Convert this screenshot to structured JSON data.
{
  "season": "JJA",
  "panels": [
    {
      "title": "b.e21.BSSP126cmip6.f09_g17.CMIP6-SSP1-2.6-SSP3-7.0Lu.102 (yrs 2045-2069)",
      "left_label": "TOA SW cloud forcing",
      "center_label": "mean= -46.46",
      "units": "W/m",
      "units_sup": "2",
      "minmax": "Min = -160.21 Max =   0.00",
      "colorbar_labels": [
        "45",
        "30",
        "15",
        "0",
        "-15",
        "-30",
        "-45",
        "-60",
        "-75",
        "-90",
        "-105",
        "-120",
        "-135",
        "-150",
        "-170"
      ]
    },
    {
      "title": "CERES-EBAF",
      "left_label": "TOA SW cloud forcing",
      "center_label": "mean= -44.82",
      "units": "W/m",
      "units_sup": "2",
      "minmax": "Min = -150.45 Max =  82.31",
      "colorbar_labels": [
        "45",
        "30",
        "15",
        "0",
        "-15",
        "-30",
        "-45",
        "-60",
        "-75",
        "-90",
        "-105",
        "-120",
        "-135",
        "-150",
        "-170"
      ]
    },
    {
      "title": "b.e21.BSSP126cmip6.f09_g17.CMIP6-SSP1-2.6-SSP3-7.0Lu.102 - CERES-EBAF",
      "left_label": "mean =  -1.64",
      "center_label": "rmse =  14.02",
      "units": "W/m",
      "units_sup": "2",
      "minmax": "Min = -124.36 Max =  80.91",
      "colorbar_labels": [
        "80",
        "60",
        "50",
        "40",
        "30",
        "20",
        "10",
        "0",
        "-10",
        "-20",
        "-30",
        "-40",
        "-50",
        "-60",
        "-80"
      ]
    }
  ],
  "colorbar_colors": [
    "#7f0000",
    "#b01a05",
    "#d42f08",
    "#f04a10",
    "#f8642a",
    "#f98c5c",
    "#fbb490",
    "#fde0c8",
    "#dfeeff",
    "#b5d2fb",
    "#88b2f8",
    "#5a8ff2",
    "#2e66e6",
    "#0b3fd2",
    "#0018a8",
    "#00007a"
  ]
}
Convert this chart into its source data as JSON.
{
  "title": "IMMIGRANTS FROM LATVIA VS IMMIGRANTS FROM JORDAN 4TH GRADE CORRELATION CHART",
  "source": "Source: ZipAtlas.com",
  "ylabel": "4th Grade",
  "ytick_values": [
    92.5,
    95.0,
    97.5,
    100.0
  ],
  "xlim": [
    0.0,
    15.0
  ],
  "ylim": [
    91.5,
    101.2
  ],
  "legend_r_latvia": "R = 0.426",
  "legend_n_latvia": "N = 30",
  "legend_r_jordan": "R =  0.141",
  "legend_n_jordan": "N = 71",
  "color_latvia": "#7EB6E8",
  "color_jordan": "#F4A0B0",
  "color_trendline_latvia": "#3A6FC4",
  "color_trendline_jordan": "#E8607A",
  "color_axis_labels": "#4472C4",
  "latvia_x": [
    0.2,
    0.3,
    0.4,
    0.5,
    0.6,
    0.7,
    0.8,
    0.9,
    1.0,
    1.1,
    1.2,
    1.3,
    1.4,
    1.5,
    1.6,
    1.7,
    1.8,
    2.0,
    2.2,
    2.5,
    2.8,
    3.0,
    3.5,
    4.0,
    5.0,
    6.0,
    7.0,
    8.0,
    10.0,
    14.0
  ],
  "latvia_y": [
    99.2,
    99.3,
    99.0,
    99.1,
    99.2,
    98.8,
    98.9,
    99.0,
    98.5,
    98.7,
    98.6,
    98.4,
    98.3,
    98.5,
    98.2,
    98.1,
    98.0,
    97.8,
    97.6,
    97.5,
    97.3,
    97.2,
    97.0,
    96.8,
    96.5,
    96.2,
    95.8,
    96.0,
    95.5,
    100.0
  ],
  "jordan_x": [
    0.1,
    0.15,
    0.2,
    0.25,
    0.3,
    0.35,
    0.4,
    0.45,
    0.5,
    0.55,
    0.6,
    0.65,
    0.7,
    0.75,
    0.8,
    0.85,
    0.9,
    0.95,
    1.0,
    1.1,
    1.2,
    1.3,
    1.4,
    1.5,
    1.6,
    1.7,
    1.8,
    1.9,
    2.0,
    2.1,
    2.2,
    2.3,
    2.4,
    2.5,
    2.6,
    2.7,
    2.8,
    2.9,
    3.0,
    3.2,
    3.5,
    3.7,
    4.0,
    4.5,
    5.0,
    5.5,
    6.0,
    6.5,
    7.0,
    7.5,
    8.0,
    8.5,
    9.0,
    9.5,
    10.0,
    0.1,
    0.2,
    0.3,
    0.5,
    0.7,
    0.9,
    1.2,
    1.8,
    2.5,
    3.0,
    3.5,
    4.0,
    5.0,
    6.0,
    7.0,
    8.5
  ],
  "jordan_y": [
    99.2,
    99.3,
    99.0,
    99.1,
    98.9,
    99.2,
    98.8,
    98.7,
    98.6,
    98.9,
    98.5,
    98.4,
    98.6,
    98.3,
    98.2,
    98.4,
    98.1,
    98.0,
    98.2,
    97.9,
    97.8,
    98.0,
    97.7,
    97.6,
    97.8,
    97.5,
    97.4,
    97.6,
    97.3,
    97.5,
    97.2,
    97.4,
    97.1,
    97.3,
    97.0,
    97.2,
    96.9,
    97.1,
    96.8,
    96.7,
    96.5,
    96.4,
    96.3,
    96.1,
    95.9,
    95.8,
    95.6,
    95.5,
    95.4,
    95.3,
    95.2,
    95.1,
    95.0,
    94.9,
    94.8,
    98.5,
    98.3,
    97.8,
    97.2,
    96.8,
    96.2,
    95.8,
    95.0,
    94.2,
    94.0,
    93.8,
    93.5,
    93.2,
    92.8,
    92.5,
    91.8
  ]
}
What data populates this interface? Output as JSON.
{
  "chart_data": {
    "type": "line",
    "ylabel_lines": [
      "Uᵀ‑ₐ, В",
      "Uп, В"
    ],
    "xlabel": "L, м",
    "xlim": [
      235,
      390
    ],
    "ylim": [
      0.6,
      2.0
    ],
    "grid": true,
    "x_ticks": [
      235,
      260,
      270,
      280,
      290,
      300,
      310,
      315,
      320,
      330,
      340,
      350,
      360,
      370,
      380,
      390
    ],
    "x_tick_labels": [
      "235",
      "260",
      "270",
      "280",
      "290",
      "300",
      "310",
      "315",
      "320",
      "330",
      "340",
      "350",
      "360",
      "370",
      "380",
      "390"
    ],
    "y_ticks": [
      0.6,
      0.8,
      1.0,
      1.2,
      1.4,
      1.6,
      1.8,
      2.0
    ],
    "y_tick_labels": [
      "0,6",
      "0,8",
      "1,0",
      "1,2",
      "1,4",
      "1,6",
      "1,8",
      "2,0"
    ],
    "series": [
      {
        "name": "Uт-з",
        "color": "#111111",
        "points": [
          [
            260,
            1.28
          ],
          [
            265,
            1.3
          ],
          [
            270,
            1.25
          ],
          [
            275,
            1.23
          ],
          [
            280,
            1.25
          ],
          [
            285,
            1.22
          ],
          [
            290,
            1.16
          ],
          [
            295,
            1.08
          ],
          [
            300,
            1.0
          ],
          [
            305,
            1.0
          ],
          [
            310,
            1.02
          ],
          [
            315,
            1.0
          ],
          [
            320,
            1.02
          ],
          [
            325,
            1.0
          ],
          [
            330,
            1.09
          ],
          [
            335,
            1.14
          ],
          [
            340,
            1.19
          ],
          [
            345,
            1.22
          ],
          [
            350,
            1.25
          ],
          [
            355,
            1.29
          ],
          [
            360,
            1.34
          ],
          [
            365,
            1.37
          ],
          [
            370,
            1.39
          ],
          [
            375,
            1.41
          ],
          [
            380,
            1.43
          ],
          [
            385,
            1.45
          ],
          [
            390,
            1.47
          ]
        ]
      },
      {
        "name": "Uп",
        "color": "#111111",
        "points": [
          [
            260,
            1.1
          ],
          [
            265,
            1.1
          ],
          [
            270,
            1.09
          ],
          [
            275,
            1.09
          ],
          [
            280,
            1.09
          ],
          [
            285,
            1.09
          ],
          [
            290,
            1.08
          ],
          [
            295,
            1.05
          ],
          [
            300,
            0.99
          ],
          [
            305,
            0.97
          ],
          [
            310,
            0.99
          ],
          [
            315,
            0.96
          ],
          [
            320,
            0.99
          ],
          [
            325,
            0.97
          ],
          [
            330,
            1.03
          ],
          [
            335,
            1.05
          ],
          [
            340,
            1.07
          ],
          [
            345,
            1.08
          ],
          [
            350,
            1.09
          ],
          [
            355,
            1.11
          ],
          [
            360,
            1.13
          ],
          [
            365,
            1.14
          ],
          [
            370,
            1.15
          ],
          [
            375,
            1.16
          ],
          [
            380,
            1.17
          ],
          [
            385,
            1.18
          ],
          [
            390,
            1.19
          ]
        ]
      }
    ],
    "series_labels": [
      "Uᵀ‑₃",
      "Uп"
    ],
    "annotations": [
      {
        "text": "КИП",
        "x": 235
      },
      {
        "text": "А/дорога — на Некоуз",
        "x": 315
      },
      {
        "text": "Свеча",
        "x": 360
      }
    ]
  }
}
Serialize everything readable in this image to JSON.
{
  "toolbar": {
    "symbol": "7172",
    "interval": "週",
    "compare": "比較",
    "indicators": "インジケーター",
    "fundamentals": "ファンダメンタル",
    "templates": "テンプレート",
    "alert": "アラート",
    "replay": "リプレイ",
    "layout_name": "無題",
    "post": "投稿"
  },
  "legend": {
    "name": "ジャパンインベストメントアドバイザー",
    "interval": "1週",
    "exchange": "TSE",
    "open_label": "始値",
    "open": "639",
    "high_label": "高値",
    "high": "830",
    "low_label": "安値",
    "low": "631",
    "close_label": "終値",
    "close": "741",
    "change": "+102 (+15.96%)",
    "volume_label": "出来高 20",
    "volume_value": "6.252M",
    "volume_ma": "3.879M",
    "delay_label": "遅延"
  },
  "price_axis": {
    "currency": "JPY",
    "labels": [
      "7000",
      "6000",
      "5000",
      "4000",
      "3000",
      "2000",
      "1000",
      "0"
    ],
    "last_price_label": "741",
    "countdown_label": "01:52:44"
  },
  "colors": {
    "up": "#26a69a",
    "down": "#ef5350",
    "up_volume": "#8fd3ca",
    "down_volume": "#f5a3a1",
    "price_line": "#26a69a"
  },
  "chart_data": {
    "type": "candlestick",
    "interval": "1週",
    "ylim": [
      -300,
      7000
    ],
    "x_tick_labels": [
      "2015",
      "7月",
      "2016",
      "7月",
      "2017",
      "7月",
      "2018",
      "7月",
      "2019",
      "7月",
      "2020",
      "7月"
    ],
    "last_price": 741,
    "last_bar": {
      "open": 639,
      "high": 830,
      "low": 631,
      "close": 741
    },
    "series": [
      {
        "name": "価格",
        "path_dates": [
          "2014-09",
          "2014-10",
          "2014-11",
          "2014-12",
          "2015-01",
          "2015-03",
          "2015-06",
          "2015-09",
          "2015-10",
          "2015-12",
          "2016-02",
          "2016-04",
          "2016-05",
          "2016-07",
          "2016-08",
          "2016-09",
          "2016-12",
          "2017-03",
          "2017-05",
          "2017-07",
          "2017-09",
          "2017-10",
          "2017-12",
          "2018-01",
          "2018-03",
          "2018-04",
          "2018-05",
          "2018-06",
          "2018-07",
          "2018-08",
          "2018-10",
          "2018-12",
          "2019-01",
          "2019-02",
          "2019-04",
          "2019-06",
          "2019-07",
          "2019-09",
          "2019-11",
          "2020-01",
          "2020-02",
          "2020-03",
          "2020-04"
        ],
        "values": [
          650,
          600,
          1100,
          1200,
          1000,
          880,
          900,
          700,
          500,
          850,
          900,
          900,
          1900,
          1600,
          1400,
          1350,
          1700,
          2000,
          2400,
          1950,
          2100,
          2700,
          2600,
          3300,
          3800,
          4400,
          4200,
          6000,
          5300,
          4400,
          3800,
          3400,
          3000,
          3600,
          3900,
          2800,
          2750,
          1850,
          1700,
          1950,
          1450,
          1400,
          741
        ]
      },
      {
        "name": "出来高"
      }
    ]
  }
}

Given exercise.
Which lines above hold the word "title"? Copy each of them.

Response to this exercise.
      "title": "b.e21.BSSP126cmip6.f09_g17.CMIP6-SSP1-2.6-SSP3-7.0Lu.102 (yrs 2045-2069)",
      "title": "CERES-EBAF",
      "title": "b.e21.BSSP126cmip6.f09_g17.CMIP6-SSP1-2.6-SSP3-7.0Lu.102 - CERES-EBAF",
  "title": "IMMIGRANTS FROM LATVIA VS IMMIGRANTS FROM JORDAN 4TH GRADE CORRELATION CHART",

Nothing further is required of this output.